— START OF PROVIDED MATERIAL —

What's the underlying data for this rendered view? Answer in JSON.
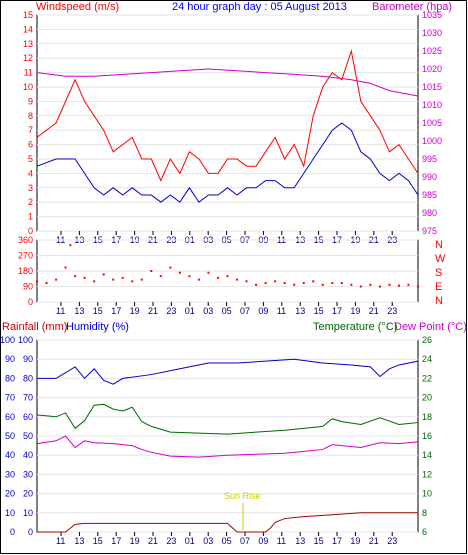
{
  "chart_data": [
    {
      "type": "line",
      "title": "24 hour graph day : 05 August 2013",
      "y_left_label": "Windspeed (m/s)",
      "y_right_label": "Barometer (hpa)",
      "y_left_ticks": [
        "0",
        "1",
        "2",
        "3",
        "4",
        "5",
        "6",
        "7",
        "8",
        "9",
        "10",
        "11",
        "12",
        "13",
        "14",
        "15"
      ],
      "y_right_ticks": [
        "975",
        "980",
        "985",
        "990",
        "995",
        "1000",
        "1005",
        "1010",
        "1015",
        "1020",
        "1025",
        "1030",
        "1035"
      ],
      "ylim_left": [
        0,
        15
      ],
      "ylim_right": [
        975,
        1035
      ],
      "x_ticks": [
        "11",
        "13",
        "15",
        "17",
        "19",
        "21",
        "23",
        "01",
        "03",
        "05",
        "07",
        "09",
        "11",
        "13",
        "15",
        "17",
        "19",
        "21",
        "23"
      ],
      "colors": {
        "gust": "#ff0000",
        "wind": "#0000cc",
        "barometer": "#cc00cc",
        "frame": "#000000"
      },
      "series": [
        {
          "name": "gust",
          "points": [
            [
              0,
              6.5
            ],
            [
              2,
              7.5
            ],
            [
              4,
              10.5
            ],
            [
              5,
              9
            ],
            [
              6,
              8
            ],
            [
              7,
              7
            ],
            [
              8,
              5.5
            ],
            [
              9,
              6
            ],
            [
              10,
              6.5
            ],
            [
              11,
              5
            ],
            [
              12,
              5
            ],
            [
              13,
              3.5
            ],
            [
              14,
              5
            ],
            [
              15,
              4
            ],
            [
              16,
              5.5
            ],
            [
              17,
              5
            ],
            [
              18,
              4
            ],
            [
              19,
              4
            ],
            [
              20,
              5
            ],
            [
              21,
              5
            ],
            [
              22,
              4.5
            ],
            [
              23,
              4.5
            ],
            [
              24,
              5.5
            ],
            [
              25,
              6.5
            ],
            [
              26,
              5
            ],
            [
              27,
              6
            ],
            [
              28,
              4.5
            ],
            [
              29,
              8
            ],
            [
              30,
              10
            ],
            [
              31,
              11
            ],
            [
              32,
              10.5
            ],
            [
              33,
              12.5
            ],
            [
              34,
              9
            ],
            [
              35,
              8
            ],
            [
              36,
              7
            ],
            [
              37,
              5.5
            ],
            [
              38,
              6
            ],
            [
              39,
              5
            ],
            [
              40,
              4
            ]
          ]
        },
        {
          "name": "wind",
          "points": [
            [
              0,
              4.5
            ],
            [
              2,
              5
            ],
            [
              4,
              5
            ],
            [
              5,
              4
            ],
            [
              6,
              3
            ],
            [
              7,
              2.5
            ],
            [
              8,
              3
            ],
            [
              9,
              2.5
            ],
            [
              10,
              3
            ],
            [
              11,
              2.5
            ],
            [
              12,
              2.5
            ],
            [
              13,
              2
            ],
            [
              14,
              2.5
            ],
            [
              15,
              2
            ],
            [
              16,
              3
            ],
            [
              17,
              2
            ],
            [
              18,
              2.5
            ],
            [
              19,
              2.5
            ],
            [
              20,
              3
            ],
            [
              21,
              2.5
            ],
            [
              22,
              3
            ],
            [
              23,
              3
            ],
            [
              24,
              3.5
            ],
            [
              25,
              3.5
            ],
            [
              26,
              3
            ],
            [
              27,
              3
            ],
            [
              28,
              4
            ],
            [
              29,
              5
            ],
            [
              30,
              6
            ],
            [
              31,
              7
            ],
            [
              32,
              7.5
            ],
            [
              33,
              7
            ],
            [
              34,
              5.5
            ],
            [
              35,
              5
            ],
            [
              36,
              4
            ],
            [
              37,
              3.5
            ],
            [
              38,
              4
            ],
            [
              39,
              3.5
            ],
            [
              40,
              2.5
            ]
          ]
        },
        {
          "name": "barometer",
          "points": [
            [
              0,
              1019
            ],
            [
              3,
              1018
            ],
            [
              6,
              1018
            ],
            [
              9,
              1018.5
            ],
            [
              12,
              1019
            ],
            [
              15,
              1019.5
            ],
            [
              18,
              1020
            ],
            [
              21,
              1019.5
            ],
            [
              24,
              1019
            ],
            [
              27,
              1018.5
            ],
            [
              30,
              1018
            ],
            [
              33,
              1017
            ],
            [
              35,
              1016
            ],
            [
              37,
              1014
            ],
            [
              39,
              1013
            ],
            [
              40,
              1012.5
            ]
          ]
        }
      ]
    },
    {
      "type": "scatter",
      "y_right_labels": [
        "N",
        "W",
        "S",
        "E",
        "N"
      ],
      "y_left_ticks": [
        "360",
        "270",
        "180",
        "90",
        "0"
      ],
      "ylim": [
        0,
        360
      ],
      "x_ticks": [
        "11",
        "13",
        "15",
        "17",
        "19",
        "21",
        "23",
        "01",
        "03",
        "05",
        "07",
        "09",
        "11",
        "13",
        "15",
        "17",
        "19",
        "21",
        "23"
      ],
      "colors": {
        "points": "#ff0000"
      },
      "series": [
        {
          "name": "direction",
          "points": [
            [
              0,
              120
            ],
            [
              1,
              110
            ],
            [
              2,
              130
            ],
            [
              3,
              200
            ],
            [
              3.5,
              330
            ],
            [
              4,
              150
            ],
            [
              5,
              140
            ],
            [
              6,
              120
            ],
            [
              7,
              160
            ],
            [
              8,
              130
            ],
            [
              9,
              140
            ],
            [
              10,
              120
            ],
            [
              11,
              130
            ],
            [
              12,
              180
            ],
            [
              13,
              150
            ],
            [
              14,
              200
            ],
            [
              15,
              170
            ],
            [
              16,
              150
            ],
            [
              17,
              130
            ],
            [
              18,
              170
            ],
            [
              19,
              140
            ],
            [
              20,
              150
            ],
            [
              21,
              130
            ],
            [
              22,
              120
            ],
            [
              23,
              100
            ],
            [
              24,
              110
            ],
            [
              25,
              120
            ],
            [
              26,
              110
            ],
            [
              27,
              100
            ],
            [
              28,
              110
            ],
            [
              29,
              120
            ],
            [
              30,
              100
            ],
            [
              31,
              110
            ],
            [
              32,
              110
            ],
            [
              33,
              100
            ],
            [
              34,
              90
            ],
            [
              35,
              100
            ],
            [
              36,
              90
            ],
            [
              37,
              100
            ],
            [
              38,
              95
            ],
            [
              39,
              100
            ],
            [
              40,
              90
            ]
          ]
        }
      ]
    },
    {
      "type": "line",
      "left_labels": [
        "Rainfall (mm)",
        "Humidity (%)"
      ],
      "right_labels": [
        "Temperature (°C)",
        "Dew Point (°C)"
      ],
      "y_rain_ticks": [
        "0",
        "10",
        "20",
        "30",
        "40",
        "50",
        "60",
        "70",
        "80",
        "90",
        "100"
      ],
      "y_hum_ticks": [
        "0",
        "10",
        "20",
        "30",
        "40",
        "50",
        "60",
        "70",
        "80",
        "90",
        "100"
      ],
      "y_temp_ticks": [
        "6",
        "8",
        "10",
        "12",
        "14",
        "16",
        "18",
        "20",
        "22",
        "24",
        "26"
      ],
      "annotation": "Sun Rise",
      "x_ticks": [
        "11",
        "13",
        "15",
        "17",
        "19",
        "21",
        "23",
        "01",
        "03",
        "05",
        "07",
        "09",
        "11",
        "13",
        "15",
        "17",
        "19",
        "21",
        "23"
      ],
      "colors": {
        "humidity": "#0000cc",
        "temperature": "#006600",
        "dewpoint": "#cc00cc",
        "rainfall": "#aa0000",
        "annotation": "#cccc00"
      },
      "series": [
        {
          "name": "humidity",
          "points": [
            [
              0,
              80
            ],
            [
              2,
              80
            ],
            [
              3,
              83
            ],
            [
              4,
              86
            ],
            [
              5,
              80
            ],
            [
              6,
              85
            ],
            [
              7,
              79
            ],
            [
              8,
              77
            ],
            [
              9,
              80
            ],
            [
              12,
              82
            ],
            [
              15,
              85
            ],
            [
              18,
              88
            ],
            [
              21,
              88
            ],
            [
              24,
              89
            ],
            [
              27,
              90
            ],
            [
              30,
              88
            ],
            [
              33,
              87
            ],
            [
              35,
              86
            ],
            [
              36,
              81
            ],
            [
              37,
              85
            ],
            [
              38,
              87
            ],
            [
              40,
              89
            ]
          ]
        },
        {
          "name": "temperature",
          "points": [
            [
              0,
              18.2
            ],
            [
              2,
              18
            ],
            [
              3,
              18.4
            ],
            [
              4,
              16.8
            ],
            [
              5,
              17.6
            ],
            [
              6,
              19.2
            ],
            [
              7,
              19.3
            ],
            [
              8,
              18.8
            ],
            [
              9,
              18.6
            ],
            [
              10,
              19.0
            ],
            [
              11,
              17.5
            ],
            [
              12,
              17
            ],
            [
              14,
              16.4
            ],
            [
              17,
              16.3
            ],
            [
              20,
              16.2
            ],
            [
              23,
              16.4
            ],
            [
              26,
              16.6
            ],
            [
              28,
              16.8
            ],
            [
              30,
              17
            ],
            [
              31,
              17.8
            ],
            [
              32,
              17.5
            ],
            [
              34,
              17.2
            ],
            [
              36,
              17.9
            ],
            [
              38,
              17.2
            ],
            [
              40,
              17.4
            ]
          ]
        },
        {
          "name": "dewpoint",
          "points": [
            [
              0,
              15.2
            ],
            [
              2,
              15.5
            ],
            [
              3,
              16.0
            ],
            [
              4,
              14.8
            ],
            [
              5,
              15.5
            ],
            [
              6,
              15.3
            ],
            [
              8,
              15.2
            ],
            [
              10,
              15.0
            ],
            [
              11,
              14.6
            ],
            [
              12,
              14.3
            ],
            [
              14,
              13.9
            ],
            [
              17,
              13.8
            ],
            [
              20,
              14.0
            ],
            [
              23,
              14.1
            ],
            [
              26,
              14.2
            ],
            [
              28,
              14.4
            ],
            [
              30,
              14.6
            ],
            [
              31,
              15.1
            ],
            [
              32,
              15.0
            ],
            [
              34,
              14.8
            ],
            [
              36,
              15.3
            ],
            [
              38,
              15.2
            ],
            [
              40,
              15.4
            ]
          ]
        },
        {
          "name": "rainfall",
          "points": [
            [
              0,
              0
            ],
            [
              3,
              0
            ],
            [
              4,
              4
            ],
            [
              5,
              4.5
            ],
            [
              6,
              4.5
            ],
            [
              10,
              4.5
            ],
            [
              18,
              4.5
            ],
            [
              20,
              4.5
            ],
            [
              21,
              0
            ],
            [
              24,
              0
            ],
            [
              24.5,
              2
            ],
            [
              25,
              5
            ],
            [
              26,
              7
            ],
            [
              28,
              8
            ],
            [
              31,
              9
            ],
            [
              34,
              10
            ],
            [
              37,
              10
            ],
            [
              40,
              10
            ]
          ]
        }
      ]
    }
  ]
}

— END OF PROVIDED MATERIAL —

DIRECTIONS FOR THIS TASK: Report how many lines above hold the string "annotation", giving nothing but the number.

TASK RESULT: 2